##### Data extract #####

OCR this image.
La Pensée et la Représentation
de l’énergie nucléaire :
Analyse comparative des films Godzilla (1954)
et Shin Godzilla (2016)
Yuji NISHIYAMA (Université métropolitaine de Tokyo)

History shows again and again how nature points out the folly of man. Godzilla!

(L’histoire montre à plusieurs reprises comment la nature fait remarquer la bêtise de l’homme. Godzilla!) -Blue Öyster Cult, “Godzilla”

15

#####

* [What is expected]:
Restate the whole listing exactly, leaving out nothing.

* [Exercise solution]:
OCR this image.
La Pensée et la Représentation
de l’énergie nucléaire :
Analyse comparative des films Godzilla (1954)
et Shin Godzilla (2016)
Yuji NISHIYAMA (Université métropolitaine de Tokyo)

History shows again and again how nature points out the folly of man. Godzilla!

(L’histoire montre à plusieurs reprises comment la nature fait remarquer la bêtise de l’homme. Godzilla!) -Blue Öyster Cult, “Godzilla”

15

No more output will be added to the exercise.